**Required work**.
1 – In the KVM patch note, which request does the change clear inside kvm_vcpu_flush_tlb_all()?
2 – Reproduce the KVM patch note word for word from "Signed-off-by: Sean Christopherson" to "kvm_vcpu_flush_tlb_all(struct kvm_vcpu *vcpu)".

**Quoted text**.
= = =

From: Sean Christopherson <seanjc@...gle.com>

Clear KVM_REQ_TLB_FLUSH_CURRENT in kvm_vcpu_flush_tlb_all() instead of in
its sole caller that processes KVM_REQ_TLB_FLUSH.  Regardless of why/when
kvm_vcpu_flush_tlb_all() is called, flushing "all" TLB entries also
flushes "current" TLB entries.

Ideally, there will never be another caller of kvm_vcpu_flush_tlb_all(),
and moving the handling "requires" extra work to document the ordering
requirement, but future Hyper-V paravirt TLB flushing support will add
similar logic for flush "guest" (Hyper-V can flush a subset of "guest"
entries).  And in the Hyper-V case, KVM needs to do more than just clear
the request, the queue of GPAs to flush also needs to purged, and doing
all only in the request path is undesirable as kvm_vcpu_flush_tlb_guest()
does have multiple callers (though it's unlikely KVM's paravirt TLB flush
will coincide with Hyper-V's paravirt TLB flush).

Move the logic even though it adds extra "work" so that KVM will be
consistent with how flush requests are processed when the Hyper-V support
lands.

No functional change intended.

Signed-off-by: Sean Christopherson <seanjc@...gle.com>
Signed-off-by: Vitaly Kuznetsov <vkuznets@...hat.com>
---
 arch/x86/kvm/x86.c | 14 ++++++++++----
 1 file changed, 10 insertions(+), 4 deletions(-)

diff --git a/arch/x86/kvm/x86.c b/arch/x86/kvm/x86.c
index f618187585b1..fdda5f447f87 100644
--- a/arch/x86/kvm/x86.c
+++ b/arch/x86/kvm/x86.c
@@ -3396,6 +3396,9 @@ static void kvm_vcpu_flush_tlb_all(struct kvm_vcpu *vcpu)

= = =

**Listed records**.
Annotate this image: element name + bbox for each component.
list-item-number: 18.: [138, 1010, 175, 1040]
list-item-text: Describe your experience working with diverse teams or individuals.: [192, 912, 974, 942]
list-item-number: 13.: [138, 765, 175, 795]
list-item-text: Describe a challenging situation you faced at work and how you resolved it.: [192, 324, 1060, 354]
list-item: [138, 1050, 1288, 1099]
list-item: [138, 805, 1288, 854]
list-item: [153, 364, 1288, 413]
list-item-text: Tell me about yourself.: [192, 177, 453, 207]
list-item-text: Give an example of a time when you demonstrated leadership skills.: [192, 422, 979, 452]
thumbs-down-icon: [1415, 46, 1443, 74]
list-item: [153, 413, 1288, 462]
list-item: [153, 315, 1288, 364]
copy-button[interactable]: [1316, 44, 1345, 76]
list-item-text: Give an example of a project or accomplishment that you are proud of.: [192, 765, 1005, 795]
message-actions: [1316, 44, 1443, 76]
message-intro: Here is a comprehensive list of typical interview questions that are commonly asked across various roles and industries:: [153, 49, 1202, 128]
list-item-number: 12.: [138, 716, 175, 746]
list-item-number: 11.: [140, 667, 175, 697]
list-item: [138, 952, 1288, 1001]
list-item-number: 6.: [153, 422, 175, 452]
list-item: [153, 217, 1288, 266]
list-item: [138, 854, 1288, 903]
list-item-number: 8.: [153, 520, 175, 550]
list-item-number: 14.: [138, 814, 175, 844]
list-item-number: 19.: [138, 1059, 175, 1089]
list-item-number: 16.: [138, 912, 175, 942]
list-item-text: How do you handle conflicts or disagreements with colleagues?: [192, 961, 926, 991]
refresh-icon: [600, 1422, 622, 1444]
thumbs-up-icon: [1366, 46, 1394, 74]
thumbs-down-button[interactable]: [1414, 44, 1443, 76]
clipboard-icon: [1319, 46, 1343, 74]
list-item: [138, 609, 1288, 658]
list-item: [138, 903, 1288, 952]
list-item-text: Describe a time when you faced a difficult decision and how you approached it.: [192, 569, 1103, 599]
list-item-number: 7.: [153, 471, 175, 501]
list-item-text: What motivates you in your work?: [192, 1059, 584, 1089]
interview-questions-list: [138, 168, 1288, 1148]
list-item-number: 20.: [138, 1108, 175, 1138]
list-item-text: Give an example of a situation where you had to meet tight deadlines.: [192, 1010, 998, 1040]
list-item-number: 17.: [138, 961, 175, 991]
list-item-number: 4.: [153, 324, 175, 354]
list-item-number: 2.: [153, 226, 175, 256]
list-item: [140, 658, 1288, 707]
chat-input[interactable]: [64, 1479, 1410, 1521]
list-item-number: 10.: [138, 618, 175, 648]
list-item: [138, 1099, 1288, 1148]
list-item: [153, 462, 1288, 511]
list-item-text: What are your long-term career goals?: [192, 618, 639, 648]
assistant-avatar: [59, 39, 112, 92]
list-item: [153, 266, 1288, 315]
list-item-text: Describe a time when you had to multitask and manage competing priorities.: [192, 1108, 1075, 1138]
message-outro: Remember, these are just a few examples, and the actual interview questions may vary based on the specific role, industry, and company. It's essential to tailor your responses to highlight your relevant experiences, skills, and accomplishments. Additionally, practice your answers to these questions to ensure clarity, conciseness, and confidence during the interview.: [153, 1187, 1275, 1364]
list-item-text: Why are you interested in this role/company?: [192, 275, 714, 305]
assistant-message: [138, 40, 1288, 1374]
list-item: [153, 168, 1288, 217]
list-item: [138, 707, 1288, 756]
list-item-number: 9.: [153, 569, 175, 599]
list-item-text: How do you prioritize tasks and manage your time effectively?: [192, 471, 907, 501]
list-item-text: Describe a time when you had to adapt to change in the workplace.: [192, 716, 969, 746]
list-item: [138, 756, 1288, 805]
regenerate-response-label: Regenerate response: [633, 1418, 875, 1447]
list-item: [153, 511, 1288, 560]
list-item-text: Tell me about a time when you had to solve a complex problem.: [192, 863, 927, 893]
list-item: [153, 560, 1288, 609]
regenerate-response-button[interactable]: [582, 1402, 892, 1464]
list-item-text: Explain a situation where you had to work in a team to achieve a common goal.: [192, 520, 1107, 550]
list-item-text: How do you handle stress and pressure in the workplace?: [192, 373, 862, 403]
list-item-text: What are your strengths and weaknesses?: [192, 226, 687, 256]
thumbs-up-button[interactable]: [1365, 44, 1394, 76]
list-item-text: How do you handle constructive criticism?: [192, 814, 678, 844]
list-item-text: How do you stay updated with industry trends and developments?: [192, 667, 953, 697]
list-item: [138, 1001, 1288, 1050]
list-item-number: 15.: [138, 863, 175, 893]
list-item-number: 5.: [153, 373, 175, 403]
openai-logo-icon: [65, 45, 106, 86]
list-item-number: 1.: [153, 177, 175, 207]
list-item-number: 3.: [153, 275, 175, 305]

= = =

**The results**.
1 – KVM_REQ_TLB_FLUSH_CURRENT

2 –
Signed-off-by: Sean Christopherson <seanjc@...gle.com>
Signed-off-by: Vitaly Kuznetsov <vkuznets@...hat.com>
---
 arch/x86/kvm/x86.c | 14 ++++++++++----
 1 file changed, 10 insertions(+), 4 deletions(-)

diff --git a/arch/x86/kvm/x86.c b/arch/x86/kvm/x86.c
index f618187585b1..fdda5f447f87 100644
--- a/arch/x86/kvm/x86.c
+++ b/arch/x86/kvm/x86.c
@@ -3396,6 +3396,9 @@ static void kvm_vcpu_flush_tlb_all(struct kvm_vcpu *vcpu)